• [REQUIRED ACTION]
Using the abstract on dose-response curve fitting below, answer these questions:
(a) Through what kind of interface is the application showcased?
(b) What does the fifth parameter of the Brain-Cousens function express?
(c) Which fits does the filter drop first?

Abstract:
The talk contains a short presentation of the task arising from the
project requirements for a customer from the chemical industry, a
description of the theoretical statistical solution, a description of
the SAS software development and a short showcase of the application via
a Java interface.
The concerned task is to estimate the effective dose at 50% response
(ED50) and other corresponding measures (slope, confidence intervals
etc.) given measured S-shaped dose-response samples from chemical and
biological data. Real data dose-response curves do not always fulfill
the requirements for a successful typical sigmoidal curve fit. The
problems appear when measuring an improper dose range, when not having
enough measurements or when the response is not sigmoidal at all. These
problems get even higher when wishing to automatically fit the
estimation process for huge database amounts of different dose-response
curves. Therefore, we establish a package of representative sigmoidal
models used usually in the chemical, biological and medical research:
The two, three and four parametric logistic function, the GLM with
normal link, the Gompertz function and the Brain-Cousens five parametric
logistic function. The parameters of the three and four logistic
functions represent the ED50, the slope of the curve at ED50, the
asymptotic maximum and/or minimum of the fit. The fifth parameter of the
Brain-Cousens function expresses a linear shift on the dose scale and is
used in the research of some special types of dose-response curves. Here
it can happen that for small doses the compound of interest has the
adverse effect resulting in response values above the level of the
control group. The parameters of the two parametric logistic, GLM with
normal link and Gompertz models cannot be directly interpreted in terms
of ED50 or slope. We fit for a dose-response sample these models and
setup a filter for deciding upon the best of fit: First we drop the fits
for which the algorithm did not converge. Secondly, for the remaining
fits, we calculate the Akaike measure and the slightly for small samples
adapted Akaike measure and decide for the best-of-fit by using the
Akaike criterion. If the result consists of two fits with the same
Akaike measure, we decide for the fit giving the smaller confidence
intervals for the ED50. Using this best-of-fit model we deliver the
estimators for the desired ED50, slope, confidence intervals and other
doses determined by the inverse of the fit at certain responses.

• [GIVEN ENTRIES]
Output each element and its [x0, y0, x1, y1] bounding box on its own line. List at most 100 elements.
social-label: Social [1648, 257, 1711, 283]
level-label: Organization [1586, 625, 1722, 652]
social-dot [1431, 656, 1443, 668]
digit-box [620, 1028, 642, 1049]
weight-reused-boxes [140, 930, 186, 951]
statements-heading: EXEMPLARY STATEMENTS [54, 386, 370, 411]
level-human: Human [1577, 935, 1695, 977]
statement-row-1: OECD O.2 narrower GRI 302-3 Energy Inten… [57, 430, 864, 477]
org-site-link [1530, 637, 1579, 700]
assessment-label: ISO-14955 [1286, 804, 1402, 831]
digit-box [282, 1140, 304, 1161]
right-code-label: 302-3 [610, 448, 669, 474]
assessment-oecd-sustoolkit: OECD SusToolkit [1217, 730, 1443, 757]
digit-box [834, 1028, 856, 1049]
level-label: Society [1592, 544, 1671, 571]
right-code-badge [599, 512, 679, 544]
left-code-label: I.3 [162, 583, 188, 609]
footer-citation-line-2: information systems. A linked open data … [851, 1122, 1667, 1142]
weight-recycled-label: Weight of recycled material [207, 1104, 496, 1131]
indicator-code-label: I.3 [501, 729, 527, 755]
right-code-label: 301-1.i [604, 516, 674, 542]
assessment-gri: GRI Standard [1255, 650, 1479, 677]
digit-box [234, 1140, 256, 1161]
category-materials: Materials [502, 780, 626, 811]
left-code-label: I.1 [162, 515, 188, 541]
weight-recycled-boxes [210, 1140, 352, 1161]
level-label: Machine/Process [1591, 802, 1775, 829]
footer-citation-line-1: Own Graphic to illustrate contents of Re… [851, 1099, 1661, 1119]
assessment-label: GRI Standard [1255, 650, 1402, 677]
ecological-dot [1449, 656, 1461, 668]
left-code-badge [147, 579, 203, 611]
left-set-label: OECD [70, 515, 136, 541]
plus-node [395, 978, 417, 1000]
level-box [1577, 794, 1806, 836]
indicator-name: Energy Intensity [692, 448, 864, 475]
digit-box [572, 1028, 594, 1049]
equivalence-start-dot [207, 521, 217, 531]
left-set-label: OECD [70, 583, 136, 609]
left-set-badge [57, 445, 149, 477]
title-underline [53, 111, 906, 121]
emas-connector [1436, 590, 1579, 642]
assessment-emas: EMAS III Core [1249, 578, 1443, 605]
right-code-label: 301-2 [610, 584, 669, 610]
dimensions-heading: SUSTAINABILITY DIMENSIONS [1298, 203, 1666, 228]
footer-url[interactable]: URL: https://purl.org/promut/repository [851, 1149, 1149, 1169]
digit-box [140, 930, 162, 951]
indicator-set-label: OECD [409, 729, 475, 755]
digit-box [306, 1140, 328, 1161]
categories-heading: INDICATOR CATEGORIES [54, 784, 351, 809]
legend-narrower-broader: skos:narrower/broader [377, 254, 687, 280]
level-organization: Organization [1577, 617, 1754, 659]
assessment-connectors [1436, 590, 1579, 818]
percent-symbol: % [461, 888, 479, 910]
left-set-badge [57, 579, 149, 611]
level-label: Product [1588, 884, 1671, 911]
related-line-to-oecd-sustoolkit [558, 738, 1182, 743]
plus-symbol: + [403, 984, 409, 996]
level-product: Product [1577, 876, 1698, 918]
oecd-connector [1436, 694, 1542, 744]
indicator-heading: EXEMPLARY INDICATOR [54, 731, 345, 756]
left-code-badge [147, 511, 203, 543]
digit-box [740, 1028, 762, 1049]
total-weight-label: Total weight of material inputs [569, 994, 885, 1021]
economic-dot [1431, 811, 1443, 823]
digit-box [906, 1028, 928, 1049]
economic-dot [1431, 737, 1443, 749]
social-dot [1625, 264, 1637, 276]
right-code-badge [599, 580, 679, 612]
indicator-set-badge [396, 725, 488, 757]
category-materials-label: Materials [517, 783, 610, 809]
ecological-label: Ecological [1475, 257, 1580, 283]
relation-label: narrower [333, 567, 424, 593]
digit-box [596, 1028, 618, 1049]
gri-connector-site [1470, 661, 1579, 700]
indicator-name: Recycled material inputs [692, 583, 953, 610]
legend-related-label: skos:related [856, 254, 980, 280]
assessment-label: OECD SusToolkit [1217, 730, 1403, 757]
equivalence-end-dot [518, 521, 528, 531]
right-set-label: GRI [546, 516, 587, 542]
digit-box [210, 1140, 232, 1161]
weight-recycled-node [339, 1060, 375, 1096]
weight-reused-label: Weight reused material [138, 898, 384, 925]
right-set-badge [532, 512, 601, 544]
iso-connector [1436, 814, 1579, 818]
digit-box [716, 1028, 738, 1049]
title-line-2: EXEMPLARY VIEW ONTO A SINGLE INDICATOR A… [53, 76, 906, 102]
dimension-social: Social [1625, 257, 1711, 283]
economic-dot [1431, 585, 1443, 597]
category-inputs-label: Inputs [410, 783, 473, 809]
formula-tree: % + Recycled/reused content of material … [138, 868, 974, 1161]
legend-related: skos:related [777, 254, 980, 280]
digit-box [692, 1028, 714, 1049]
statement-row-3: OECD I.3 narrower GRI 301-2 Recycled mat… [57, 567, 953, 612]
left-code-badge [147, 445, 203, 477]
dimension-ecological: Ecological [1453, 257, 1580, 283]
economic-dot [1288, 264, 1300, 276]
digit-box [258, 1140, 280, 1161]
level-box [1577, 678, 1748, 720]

• [TASK ANSWER]
(a) A Java interface.
(b) A linear shift on the dose scale.
(c) The fits for which the algorithm did not converge.